YOUR INSTRUCTIONS » Please copy every line of the records below word for word, leaving out the pictures.

MATERIAL PROVIDED »
▬▬▬▬▬▬▬▬▬▬

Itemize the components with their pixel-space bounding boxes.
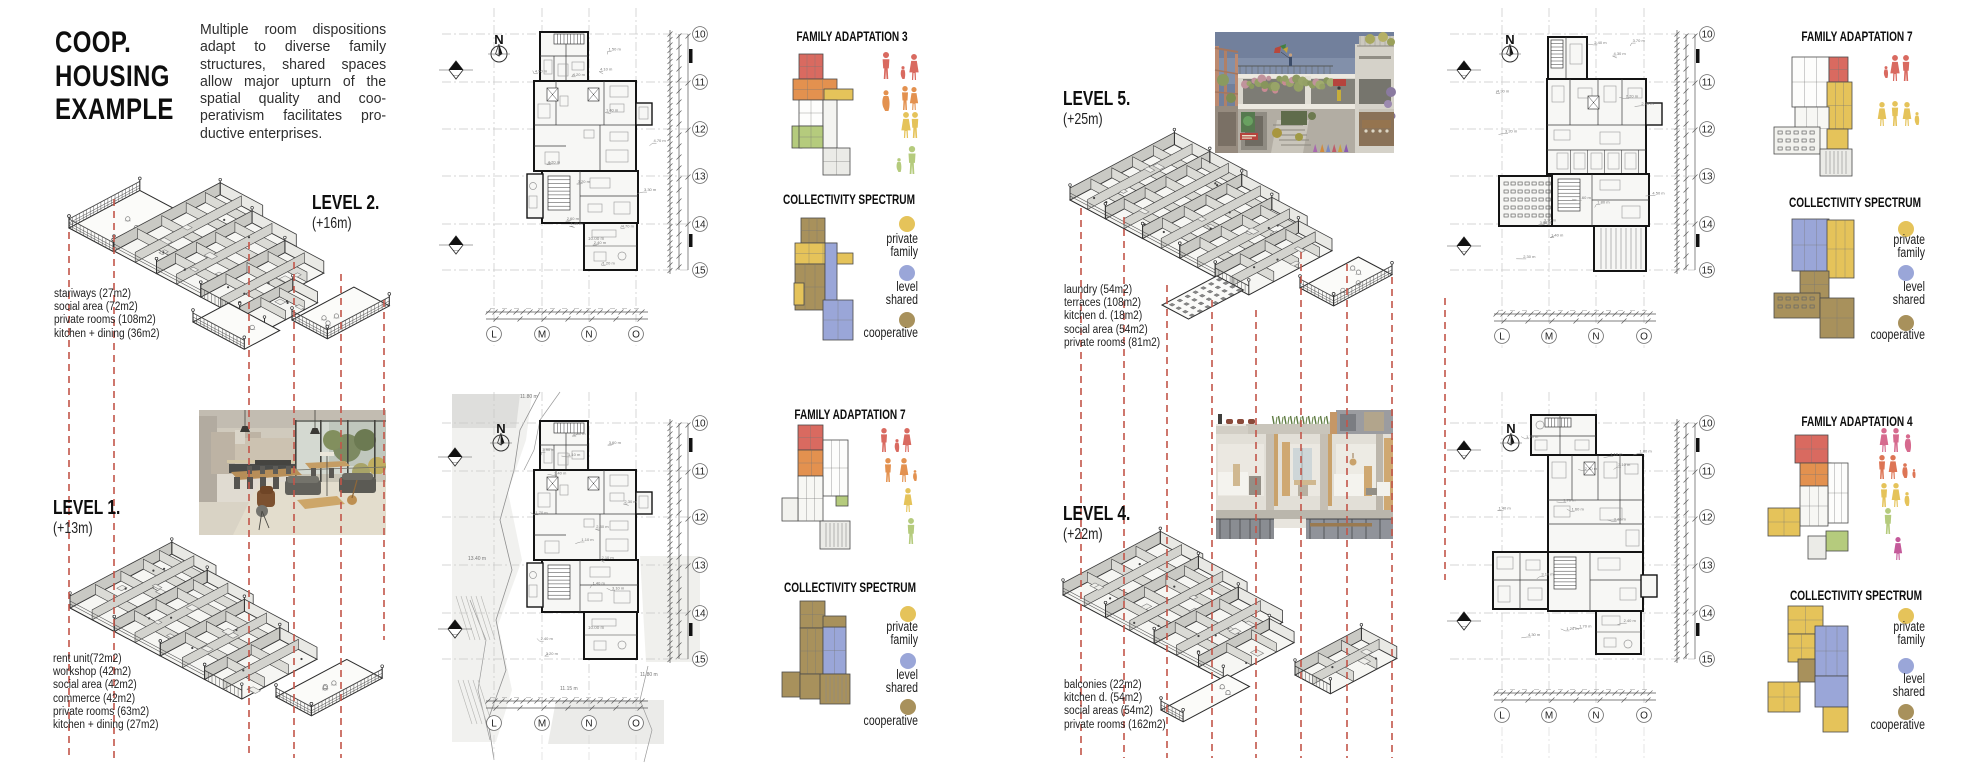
svg-text:3.10 m: 3.10 m xyxy=(1618,462,1631,467)
svg-text:2.30 m: 2.30 m xyxy=(624,499,637,504)
svg-text:L: L xyxy=(1499,332,1505,343)
svg-text:—: — xyxy=(454,73,459,79)
svg-text:N: N xyxy=(1592,332,1599,343)
svg-text:3.20 m: 3.20 m xyxy=(578,179,591,184)
svg-text:O: O xyxy=(1640,711,1648,722)
svg-text:O: O xyxy=(632,330,640,341)
svg-text:N: N xyxy=(585,330,592,341)
svg-text:12: 12 xyxy=(1701,513,1713,524)
svg-text:—: — xyxy=(1462,453,1467,459)
svg-text:3.30 m: 3.30 m xyxy=(1540,220,1553,225)
svg-text:1.20 m: 1.20 m xyxy=(603,260,616,265)
svg-text:1.80 m: 1.80 m xyxy=(1640,449,1653,454)
svg-text:—: — xyxy=(453,460,458,466)
svg-text:4.30 m: 4.30 m xyxy=(1497,88,1510,93)
svg-text:13: 13 xyxy=(1701,561,1713,572)
svg-text:13: 13 xyxy=(1701,172,1713,183)
svg-text:M: M xyxy=(538,719,546,730)
svg-text:2.20 m: 2.20 m xyxy=(1585,466,1598,471)
svg-text:12: 12 xyxy=(694,513,706,524)
svg-text:12: 12 xyxy=(694,125,706,136)
svg-text:14: 14 xyxy=(694,609,706,620)
svg-text:M: M xyxy=(1545,711,1553,722)
svg-text:3.20 m: 3.20 m xyxy=(546,651,559,656)
svg-text:L: L xyxy=(1499,711,1505,722)
svg-text:4.70 m: 4.70 m xyxy=(654,138,667,143)
svg-text:2.40 m: 2.40 m xyxy=(1594,40,1607,45)
svg-text:3.40 m: 3.40 m xyxy=(1614,517,1627,522)
svg-text:—: — xyxy=(453,632,458,638)
svg-text:11: 11 xyxy=(1702,78,1713,89)
svg-text:4.20 m: 4.20 m xyxy=(573,72,586,77)
svg-text:2.30 m: 2.30 m xyxy=(1641,101,1654,106)
svg-text:11: 11 xyxy=(1702,467,1713,478)
svg-text:3.10 m: 3.10 m xyxy=(612,585,625,590)
svg-text:O: O xyxy=(632,719,640,730)
svg-text:4.50 m: 4.50 m xyxy=(1652,190,1665,195)
svg-text:4.30 m: 4.30 m xyxy=(1528,632,1541,637)
svg-text:3.60 m: 3.60 m xyxy=(609,440,622,445)
svg-text:4.20 m: 4.20 m xyxy=(548,160,561,165)
svg-text:1.70 m: 1.70 m xyxy=(1579,624,1592,629)
svg-text:3.70 m: 3.70 m xyxy=(1633,38,1646,43)
svg-text:4.10 m: 4.10 m xyxy=(600,67,613,72)
svg-text:12: 12 xyxy=(1701,125,1713,136)
svg-text:N: N xyxy=(585,719,592,730)
svg-text:4.50 m: 4.50 m xyxy=(535,69,548,74)
svg-text:2.40 m: 2.40 m xyxy=(594,240,607,245)
svg-text:11: 11 xyxy=(695,467,706,478)
svg-text:11.80 m: 11.80 m xyxy=(640,672,658,678)
svg-text:1.70 m: 1.70 m xyxy=(535,510,548,515)
svg-text:14: 14 xyxy=(694,220,706,231)
svg-text:13: 13 xyxy=(694,561,706,572)
svg-text:1.40 m: 1.40 m xyxy=(1551,233,1564,238)
svg-text:2.20 m: 2.20 m xyxy=(1626,94,1639,99)
svg-text:4.70 m: 4.70 m xyxy=(622,223,635,228)
svg-text:3.40 m: 3.40 m xyxy=(554,470,567,475)
svg-text:1.40 m: 1.40 m xyxy=(1499,505,1512,510)
svg-text:13.40 m: 13.40 m xyxy=(468,556,486,562)
svg-text:1.60 m: 1.60 m xyxy=(1572,506,1585,511)
svg-text:10: 10 xyxy=(1701,30,1713,41)
svg-text:O: O xyxy=(1640,332,1648,343)
svg-text:1.70 m: 1.70 m xyxy=(1563,498,1576,503)
svg-text:1.10 m: 1.10 m xyxy=(568,452,581,457)
svg-text:10: 10 xyxy=(1701,419,1713,430)
svg-text:N: N xyxy=(1592,711,1599,722)
svg-text:1.80 m: 1.80 m xyxy=(1597,200,1610,205)
svg-text:2.80 m: 2.80 m xyxy=(573,431,586,436)
svg-text:1.10 m: 1.10 m xyxy=(581,537,594,542)
svg-text:—: — xyxy=(1462,624,1467,630)
svg-text:1.40 m: 1.40 m xyxy=(606,108,619,113)
svg-text:—: — xyxy=(1462,73,1467,79)
svg-text:3.30 m: 3.30 m xyxy=(644,187,657,192)
svg-text:4.40 m: 4.40 m xyxy=(570,221,583,226)
svg-text:2.10 m: 2.10 m xyxy=(602,555,615,560)
svg-text:M: M xyxy=(538,330,546,341)
svg-text:14: 14 xyxy=(1701,220,1713,231)
svg-text:3.20 m: 3.20 m xyxy=(1505,128,1518,133)
svg-text:2.80 m: 2.80 m xyxy=(596,524,609,529)
svg-text:11.15 m: 11.15 m xyxy=(560,686,578,692)
svg-text:L: L xyxy=(491,330,497,341)
svg-text:10: 10 xyxy=(694,419,706,430)
svg-text:11: 11 xyxy=(695,78,706,89)
svg-text:1.50 m: 1.50 m xyxy=(609,46,622,51)
svg-text:10.00 m: 10.00 m xyxy=(588,625,605,630)
svg-text:13: 13 xyxy=(694,172,706,183)
svg-text:—: — xyxy=(454,248,459,254)
svg-text:—: — xyxy=(1462,249,1467,255)
svg-text:1.10 m: 1.10 m xyxy=(1610,452,1623,457)
svg-text:15: 15 xyxy=(694,655,706,666)
svg-text:15: 15 xyxy=(1701,655,1713,666)
svg-text:2.40 m: 2.40 m xyxy=(1624,618,1637,623)
svg-text:2.40 m: 2.40 m xyxy=(541,636,554,641)
svg-text:1.70 m: 1.70 m xyxy=(1526,434,1539,439)
svg-text:4.30 m: 4.30 m xyxy=(1614,51,1627,56)
svg-text:15: 15 xyxy=(694,266,706,277)
svg-text:2.30 m: 2.30 m xyxy=(1523,254,1536,259)
svg-text:M: M xyxy=(1545,332,1553,343)
svg-text:14: 14 xyxy=(1701,609,1713,620)
svg-text:L: L xyxy=(491,719,497,730)
svg-text:10: 10 xyxy=(694,30,706,41)
svg-text:1.40 m: 1.40 m xyxy=(593,580,606,585)
svg-text:11.80 m: 11.80 m xyxy=(520,394,538,400)
svg-text:3.90 m: 3.90 m xyxy=(542,447,555,452)
svg-text:1.20 m: 1.20 m xyxy=(1566,626,1579,631)
svg-text:15: 15 xyxy=(1701,266,1713,277)
svg-text:3.10 m: 3.10 m xyxy=(1541,571,1554,576)
svg-text:1.60 m: 1.60 m xyxy=(1579,195,1592,200)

▬▬▬▬▬▬▬▬▬▬

RESULT FOR THIS EXERCISE »
Itemize the components with their pixel-space bounding boxes.
svg-text:3.10 m: 3.10 m xyxy=(1618,462,1631,467)
svg-text:2.30 m: 2.30 m xyxy=(624,499,637,504)
svg-text:L: L xyxy=(1499,332,1505,343)
svg-text:—: — xyxy=(454,73,459,79)
svg-text:N: N xyxy=(1592,332,1599,343)
svg-text:3.20 m: 3.20 m xyxy=(578,179,591,184)
svg-text:O: O xyxy=(1640,711,1648,722)
svg-text:O: O xyxy=(632,330,640,341)
svg-text:N: N xyxy=(585,330,592,341)
svg-text:12: 12 xyxy=(1701,513,1713,524)
svg-text:—: — xyxy=(1462,453,1467,459)
svg-text:3.30 m: 3.30 m xyxy=(1540,220,1553,225)
svg-text:1.20 m: 1.20 m xyxy=(603,260,616,265)
svg-text:1.80 m: 1.80 m xyxy=(1640,449,1653,454)
svg-text:—: — xyxy=(453,460,458,466)
svg-text:4.30 m: 4.30 m xyxy=(1497,88,1510,93)
svg-text:13: 13 xyxy=(1701,561,1713,572)
svg-text:13: 13 xyxy=(1701,172,1713,183)
svg-text:M: M xyxy=(538,719,546,730)
svg-text:2.20 m: 2.20 m xyxy=(1585,466,1598,471)
svg-text:12: 12 xyxy=(694,513,706,524)
svg-text:12: 12 xyxy=(694,125,706,136)
svg-text:14: 14 xyxy=(694,609,706,620)
svg-text:M: M xyxy=(1545,711,1553,722)
svg-text:3.20 m: 3.20 m xyxy=(546,651,559,656)
svg-text:L: L xyxy=(1499,711,1505,722)
svg-text:4.70 m: 4.70 m xyxy=(654,138,667,143)
svg-text:2.40 m: 2.40 m xyxy=(1594,40,1607,45)
svg-text:3.40 m: 3.40 m xyxy=(1614,517,1627,522)
svg-text:—: — xyxy=(453,632,458,638)
svg-text:11: 11 xyxy=(1702,78,1713,89)
svg-text:4.20 m: 4.20 m xyxy=(573,72,586,77)
svg-text:2.30 m: 2.30 m xyxy=(1641,101,1654,106)
svg-text:11: 11 xyxy=(1702,467,1713,478)
svg-text:3.10 m: 3.10 m xyxy=(612,585,625,590)
svg-text:O: O xyxy=(632,719,640,730)
svg-text:4.50 m: 4.50 m xyxy=(1652,190,1665,195)
svg-text:4.30 m: 4.30 m xyxy=(1528,632,1541,637)
svg-text:3.60 m: 3.60 m xyxy=(609,440,622,445)
svg-text:4.20 m: 4.20 m xyxy=(548,160,561,165)
svg-text:1.70 m: 1.70 m xyxy=(1579,624,1592,629)
svg-text:3.70 m: 3.70 m xyxy=(1633,38,1646,43)
svg-text:4.10 m: 4.10 m xyxy=(600,67,613,72)
svg-text:12: 12 xyxy=(1701,125,1713,136)
svg-text:N: N xyxy=(585,719,592,730)
svg-text:4.50 m: 4.50 m xyxy=(535,69,548,74)
svg-text:2.40 m: 2.40 m xyxy=(594,240,607,245)
svg-text:11: 11 xyxy=(695,467,706,478)
svg-text:11.80 m: 11.80 m xyxy=(640,672,658,678)
svg-text:1.70 m: 1.70 m xyxy=(535,510,548,515)
svg-text:14: 14 xyxy=(694,220,706,231)
svg-text:13: 13 xyxy=(694,561,706,572)
svg-text:1.40 m: 1.40 m xyxy=(1551,233,1564,238)
svg-text:2.20 m: 2.20 m xyxy=(1626,94,1639,99)
svg-text:4.70 m: 4.70 m xyxy=(622,223,635,228)
svg-text:3.40 m: 3.40 m xyxy=(554,470,567,475)
svg-text:1.40 m: 1.40 m xyxy=(1499,505,1512,510)
svg-text:13.40 m: 13.40 m xyxy=(468,556,486,562)
svg-text:1.60 m: 1.60 m xyxy=(1572,506,1585,511)
svg-text:10: 10 xyxy=(1701,30,1713,41)
svg-text:O: O xyxy=(1640,332,1648,343)
svg-text:1.70 m: 1.70 m xyxy=(1563,498,1576,503)
svg-text:1.10 m: 1.10 m xyxy=(568,452,581,457)
svg-text:10: 10 xyxy=(1701,419,1713,430)
svg-text:N: N xyxy=(1592,711,1599,722)
svg-text:1.80 m: 1.80 m xyxy=(1597,200,1610,205)
svg-text:2.80 m: 2.80 m xyxy=(573,431,586,436)
svg-text:1.10 m: 1.10 m xyxy=(581,537,594,542)
svg-text:—: — xyxy=(1462,624,1467,630)
svg-text:1.40 m: 1.40 m xyxy=(606,108,619,113)
svg-text:—: — xyxy=(1462,73,1467,79)
svg-text:3.30 m: 3.30 m xyxy=(644,187,657,192)
svg-text:4.40 m: 4.40 m xyxy=(570,221,583,226)
svg-text:2.10 m: 2.10 m xyxy=(602,555,615,560)
svg-text:M: M xyxy=(538,330,546,341)
svg-text:14: 14 xyxy=(1701,220,1713,231)
svg-text:3.20 m: 3.20 m xyxy=(1505,128,1518,133)
svg-text:2.80 m: 2.80 m xyxy=(596,524,609,529)
svg-text:11.15 m: 11.15 m xyxy=(560,686,578,692)
svg-text:L: L xyxy=(491,330,497,341)
svg-text:10: 10 xyxy=(694,419,706,430)
svg-text:11: 11 xyxy=(695,78,706,89)
svg-text:1.50 m: 1.50 m xyxy=(609,46,622,51)
svg-text:10.00 m: 10.00 m xyxy=(588,625,605,630)
svg-text:13: 13 xyxy=(694,172,706,183)
svg-text:—: — xyxy=(454,248,459,254)
svg-text:—: — xyxy=(1462,249,1467,255)
svg-text:1.10 m: 1.10 m xyxy=(1610,452,1623,457)
svg-text:15: 15 xyxy=(694,655,706,666)
svg-text:15: 15 xyxy=(1701,655,1713,666)
svg-text:2.40 m: 2.40 m xyxy=(1624,618,1637,623)
svg-text:2.40 m: 2.40 m xyxy=(541,636,554,641)
svg-text:1.70 m: 1.70 m xyxy=(1526,434,1539,439)
svg-text:4.30 m: 4.30 m xyxy=(1614,51,1627,56)
svg-text:15: 15 xyxy=(694,266,706,277)
svg-text:2.30 m: 2.30 m xyxy=(1523,254,1536,259)
svg-text:M: M xyxy=(1545,332,1553,343)
svg-text:14: 14 xyxy=(1701,609,1713,620)
svg-text:L: L xyxy=(491,719,497,730)
svg-text:10: 10 xyxy=(694,30,706,41)
svg-text:1.40 m: 1.40 m xyxy=(593,580,606,585)
svg-text:11.80 m: 11.80 m xyxy=(520,394,538,400)
svg-text:3.90 m: 3.90 m xyxy=(542,447,555,452)
svg-text:1.20 m: 1.20 m xyxy=(1566,626,1579,631)
svg-text:15: 15 xyxy=(1701,266,1713,277)
svg-text:3.10 m: 3.10 m xyxy=(1541,571,1554,576)
svg-text:1.60 m: 1.60 m xyxy=(1579,195,1592,200)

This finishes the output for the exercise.